GOAL: Search the records for "国产芯片" and copy each line that holds it.

RECORD EXCERPTS:
※

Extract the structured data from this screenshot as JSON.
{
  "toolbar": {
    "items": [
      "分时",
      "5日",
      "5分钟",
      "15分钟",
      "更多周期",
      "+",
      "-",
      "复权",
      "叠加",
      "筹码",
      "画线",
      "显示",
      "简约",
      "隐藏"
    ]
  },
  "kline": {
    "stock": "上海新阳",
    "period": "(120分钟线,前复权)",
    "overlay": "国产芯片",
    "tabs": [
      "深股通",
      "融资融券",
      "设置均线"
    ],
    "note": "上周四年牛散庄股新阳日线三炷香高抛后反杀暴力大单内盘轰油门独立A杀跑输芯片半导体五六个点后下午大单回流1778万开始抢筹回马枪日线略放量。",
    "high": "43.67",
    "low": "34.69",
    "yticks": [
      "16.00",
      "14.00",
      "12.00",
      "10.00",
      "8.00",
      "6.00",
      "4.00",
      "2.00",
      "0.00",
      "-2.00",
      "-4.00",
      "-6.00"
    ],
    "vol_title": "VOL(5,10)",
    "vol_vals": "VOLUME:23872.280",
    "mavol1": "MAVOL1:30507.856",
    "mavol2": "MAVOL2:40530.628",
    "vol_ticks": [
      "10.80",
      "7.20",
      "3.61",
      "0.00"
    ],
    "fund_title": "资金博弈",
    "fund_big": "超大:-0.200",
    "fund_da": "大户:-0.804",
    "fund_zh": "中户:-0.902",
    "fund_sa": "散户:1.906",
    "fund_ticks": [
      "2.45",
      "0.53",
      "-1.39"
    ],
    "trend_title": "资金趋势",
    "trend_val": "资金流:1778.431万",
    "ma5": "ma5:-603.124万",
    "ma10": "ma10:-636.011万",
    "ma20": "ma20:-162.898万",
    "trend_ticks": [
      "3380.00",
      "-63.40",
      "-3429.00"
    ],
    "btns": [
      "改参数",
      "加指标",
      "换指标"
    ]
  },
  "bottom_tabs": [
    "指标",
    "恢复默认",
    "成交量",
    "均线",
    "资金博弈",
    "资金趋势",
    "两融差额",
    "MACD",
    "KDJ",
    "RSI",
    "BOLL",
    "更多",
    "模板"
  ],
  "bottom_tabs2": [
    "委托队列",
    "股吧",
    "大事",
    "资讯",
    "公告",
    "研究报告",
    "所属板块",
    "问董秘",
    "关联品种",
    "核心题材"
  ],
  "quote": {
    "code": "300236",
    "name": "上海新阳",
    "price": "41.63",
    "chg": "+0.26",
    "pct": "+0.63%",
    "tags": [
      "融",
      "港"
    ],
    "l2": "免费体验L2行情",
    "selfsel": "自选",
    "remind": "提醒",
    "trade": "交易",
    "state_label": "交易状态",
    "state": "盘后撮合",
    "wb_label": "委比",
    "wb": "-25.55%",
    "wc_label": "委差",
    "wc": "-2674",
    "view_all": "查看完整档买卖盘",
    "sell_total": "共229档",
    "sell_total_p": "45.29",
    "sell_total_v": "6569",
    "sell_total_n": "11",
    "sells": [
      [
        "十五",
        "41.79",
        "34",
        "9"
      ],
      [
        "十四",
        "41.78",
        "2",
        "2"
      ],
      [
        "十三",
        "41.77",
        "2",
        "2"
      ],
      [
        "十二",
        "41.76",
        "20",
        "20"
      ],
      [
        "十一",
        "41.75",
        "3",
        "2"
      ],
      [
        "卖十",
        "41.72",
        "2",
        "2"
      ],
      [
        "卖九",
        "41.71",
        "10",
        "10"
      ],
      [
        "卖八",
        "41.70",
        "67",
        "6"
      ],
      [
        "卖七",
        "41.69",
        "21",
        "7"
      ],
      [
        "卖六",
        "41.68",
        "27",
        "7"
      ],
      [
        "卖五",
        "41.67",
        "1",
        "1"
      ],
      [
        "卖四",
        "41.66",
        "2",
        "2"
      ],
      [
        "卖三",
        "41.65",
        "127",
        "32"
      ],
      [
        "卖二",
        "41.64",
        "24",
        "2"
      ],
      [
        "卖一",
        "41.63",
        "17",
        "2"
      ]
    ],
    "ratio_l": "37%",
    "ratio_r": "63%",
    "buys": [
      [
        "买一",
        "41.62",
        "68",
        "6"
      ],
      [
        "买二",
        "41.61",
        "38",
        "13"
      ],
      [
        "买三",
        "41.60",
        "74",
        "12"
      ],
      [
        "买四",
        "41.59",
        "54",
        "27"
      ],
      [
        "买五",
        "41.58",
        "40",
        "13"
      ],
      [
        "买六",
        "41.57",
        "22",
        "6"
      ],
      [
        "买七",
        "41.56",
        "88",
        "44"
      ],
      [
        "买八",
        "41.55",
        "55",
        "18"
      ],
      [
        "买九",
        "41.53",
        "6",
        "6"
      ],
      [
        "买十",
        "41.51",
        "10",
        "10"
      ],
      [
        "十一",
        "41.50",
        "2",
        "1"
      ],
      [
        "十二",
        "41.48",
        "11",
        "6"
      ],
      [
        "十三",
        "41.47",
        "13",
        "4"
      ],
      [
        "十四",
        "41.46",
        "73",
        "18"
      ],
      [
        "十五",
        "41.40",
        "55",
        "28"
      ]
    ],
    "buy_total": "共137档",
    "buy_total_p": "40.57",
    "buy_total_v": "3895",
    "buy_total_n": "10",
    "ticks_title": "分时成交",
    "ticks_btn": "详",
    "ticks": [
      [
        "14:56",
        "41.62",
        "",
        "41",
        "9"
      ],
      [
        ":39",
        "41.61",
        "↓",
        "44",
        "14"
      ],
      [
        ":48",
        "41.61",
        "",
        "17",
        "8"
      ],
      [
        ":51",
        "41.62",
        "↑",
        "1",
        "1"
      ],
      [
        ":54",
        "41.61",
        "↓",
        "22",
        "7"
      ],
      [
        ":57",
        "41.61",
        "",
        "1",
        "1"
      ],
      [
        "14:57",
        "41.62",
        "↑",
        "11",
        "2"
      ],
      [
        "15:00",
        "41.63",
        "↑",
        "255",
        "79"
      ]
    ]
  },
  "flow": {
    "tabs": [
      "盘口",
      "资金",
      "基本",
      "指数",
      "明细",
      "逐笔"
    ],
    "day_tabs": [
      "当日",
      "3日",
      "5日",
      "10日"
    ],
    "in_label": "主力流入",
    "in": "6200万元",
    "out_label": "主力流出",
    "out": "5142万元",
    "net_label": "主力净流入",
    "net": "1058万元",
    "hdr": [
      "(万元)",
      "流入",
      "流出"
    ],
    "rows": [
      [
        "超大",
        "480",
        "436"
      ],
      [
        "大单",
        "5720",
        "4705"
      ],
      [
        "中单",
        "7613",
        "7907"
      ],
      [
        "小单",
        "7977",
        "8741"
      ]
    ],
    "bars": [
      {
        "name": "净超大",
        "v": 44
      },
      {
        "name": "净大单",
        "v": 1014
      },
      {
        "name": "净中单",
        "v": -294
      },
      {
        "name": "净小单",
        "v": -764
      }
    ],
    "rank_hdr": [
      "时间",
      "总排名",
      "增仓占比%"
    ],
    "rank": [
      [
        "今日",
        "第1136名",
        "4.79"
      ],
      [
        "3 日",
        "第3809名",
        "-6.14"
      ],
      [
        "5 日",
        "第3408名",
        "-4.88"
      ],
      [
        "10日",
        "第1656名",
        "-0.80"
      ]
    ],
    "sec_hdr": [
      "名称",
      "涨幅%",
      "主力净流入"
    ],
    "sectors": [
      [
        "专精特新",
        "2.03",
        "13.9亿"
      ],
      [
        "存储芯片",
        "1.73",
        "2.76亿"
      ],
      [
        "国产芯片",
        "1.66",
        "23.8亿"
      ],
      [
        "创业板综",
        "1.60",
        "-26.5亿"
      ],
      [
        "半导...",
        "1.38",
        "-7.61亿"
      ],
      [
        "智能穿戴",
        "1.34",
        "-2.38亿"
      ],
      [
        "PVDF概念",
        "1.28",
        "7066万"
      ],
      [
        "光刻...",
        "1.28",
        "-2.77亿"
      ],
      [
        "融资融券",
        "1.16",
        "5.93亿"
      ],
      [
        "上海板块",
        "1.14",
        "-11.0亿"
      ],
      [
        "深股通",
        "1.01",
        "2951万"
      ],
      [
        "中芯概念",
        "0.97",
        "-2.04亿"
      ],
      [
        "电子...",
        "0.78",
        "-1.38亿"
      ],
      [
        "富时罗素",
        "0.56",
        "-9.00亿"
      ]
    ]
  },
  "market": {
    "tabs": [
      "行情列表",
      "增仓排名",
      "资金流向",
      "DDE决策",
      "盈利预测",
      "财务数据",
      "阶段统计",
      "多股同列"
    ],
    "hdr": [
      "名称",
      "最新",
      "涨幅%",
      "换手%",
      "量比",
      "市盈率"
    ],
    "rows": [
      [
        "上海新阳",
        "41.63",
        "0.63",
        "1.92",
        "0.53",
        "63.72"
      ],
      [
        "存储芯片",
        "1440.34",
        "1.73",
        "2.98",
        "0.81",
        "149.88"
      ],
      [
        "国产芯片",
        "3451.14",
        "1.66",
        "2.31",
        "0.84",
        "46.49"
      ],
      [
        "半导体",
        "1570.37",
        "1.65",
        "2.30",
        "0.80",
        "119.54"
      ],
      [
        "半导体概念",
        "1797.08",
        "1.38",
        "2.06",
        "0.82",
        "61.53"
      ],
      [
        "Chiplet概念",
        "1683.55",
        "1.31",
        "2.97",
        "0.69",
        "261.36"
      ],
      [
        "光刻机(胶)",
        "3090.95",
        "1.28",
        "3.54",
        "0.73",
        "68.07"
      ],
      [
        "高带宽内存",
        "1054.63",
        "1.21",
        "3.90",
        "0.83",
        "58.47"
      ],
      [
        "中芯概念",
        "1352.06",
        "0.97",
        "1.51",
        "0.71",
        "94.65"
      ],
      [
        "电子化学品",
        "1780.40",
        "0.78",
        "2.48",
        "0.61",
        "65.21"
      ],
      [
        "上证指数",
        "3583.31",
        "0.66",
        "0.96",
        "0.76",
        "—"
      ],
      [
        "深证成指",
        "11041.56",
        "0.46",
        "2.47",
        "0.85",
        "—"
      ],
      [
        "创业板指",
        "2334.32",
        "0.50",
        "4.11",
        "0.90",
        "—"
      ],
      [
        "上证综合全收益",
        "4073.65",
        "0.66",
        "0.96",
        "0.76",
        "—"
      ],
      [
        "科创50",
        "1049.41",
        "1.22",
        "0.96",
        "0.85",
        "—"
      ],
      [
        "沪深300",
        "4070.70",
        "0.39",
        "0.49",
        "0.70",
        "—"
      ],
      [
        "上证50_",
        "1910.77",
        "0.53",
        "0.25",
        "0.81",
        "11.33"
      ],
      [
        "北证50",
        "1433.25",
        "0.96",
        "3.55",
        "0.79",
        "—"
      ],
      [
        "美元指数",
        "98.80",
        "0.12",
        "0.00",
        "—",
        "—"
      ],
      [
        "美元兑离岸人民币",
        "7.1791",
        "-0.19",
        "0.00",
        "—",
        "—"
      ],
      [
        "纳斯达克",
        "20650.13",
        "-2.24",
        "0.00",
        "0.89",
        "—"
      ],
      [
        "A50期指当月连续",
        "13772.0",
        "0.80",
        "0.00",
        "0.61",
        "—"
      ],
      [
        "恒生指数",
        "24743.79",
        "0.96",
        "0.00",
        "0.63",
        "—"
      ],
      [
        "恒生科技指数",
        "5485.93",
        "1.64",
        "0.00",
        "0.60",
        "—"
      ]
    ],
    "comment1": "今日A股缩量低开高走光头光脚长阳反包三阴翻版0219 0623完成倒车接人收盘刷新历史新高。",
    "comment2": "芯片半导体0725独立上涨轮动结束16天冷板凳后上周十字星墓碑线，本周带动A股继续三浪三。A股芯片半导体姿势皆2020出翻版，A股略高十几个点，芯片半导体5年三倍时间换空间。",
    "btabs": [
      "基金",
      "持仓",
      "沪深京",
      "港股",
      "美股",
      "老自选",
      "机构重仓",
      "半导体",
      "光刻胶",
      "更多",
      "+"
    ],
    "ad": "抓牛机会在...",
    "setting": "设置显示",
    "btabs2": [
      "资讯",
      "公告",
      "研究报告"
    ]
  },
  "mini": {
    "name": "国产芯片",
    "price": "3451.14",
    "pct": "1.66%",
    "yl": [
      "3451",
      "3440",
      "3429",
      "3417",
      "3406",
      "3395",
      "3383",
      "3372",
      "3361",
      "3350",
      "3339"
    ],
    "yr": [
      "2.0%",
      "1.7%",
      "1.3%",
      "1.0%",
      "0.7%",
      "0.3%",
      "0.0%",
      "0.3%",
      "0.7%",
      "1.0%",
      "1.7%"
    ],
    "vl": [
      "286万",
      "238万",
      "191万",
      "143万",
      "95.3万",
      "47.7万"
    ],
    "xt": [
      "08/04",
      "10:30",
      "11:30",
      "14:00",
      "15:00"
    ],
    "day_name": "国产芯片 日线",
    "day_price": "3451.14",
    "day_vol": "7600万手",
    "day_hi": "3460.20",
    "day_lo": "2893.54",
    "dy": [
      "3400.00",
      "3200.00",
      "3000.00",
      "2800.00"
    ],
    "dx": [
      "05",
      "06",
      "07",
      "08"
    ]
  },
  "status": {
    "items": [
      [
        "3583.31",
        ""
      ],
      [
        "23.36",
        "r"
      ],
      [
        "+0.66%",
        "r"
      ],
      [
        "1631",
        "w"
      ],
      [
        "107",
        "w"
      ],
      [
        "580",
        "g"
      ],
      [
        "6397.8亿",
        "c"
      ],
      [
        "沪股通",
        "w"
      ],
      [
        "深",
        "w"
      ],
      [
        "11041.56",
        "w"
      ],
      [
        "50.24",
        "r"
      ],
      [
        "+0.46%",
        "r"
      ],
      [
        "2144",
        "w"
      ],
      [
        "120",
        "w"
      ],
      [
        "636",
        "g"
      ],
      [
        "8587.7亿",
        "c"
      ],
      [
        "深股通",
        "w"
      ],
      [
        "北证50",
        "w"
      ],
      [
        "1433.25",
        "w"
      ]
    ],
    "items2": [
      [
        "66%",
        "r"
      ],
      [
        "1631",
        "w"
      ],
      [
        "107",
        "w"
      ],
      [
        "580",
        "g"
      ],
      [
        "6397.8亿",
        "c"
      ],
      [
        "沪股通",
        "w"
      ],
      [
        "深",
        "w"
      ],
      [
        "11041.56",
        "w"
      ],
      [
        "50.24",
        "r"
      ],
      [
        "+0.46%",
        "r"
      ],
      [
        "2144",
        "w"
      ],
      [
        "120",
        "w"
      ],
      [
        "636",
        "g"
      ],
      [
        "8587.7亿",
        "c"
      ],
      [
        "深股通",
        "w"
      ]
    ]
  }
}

※

RESULT:
    "overlay": "国产芯片",
        "国产芯片",
        "国产芯片",
    "name": "国产芯片",
    "day_name": "国产芯片 日线",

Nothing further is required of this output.